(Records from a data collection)

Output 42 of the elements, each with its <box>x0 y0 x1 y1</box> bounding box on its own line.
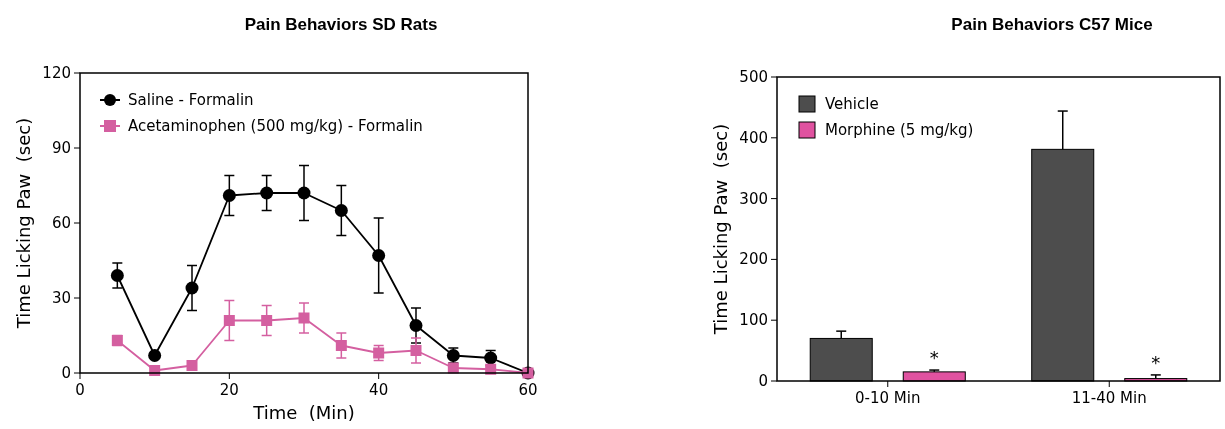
legend-label: Saline - Formalin <box>128 91 254 109</box>
point <box>110 269 124 282</box>
y-tick-label: 0 <box>61 364 71 382</box>
x-tick-label: 20 <box>219 381 239 399</box>
point <box>335 340 347 351</box>
x-axis-title: Time (Min) <box>252 402 355 423</box>
point <box>260 186 274 200</box>
y-tick-label: 300 <box>739 189 768 208</box>
legend-label: Morphine (5 mg/kg) <box>825 121 974 139</box>
x-tick-label: 11-40 Min <box>1071 389 1147 407</box>
y-tick-label: 400 <box>739 128 768 147</box>
legend-label: Vehicle <box>825 95 879 113</box>
point <box>186 360 198 371</box>
point <box>410 345 422 356</box>
y-axis-title: Time Licking Paw (sec) <box>710 123 731 336</box>
y-tick-label: 500 <box>739 68 768 86</box>
legend-label: Acetaminophen (500 mg/kg) - Formalin <box>128 117 423 135</box>
annotation: * <box>929 347 939 369</box>
point <box>222 189 236 202</box>
y-tick-label: 60 <box>51 214 71 232</box>
point <box>297 186 311 200</box>
x-tick-label: 0 <box>75 381 85 399</box>
y-tick-label: 90 <box>51 139 71 157</box>
chart-title: Pain Behaviors SD Rats <box>244 15 438 34</box>
point <box>148 349 162 362</box>
y-axis-title: Time Licking Paw (sec) <box>13 117 34 330</box>
point <box>261 315 273 326</box>
y-tick-label: 120 <box>42 64 71 82</box>
point <box>334 204 348 217</box>
y-tick-label: 30 <box>51 289 71 307</box>
annotation: * <box>1151 351 1161 373</box>
point <box>223 315 235 326</box>
point <box>409 319 423 332</box>
point <box>372 249 386 262</box>
x-tick-label: 0-10 Min <box>855 389 921 407</box>
x-tick-label: 60 <box>518 381 538 399</box>
y-tick-label: 200 <box>739 250 768 269</box>
point <box>298 312 310 324</box>
point <box>185 281 199 295</box>
x-tick-label: 40 <box>369 381 389 399</box>
chart-title: Pain Behaviors C57 Mice <box>951 15 1153 34</box>
y-tick-label: 100 <box>739 311 768 330</box>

> _What needs to be done_:
Can you copy, unchanged, the part of the records that opens with the line containing "legend-label: Saline - Formalin" and closes with the line containing "x-tick-label: 11-40 Min", including both of those lines?

> _Expected answer_:
legend-label: Saline - Formalin <box>128 91 254 109</box>
point <box>110 269 124 282</box>
y-tick-label: 0 <box>61 364 71 382</box>
x-tick-label: 20 <box>219 381 239 399</box>
point <box>335 340 347 351</box>
x-axis-title: Time (Min) <box>252 402 355 423</box>
point <box>260 186 274 200</box>
y-tick-label: 300 <box>739 189 768 208</box>
legend-label: Morphine (5 mg/kg) <box>825 121 974 139</box>
x-tick-label: 11-40 Min <box>1071 389 1147 407</box>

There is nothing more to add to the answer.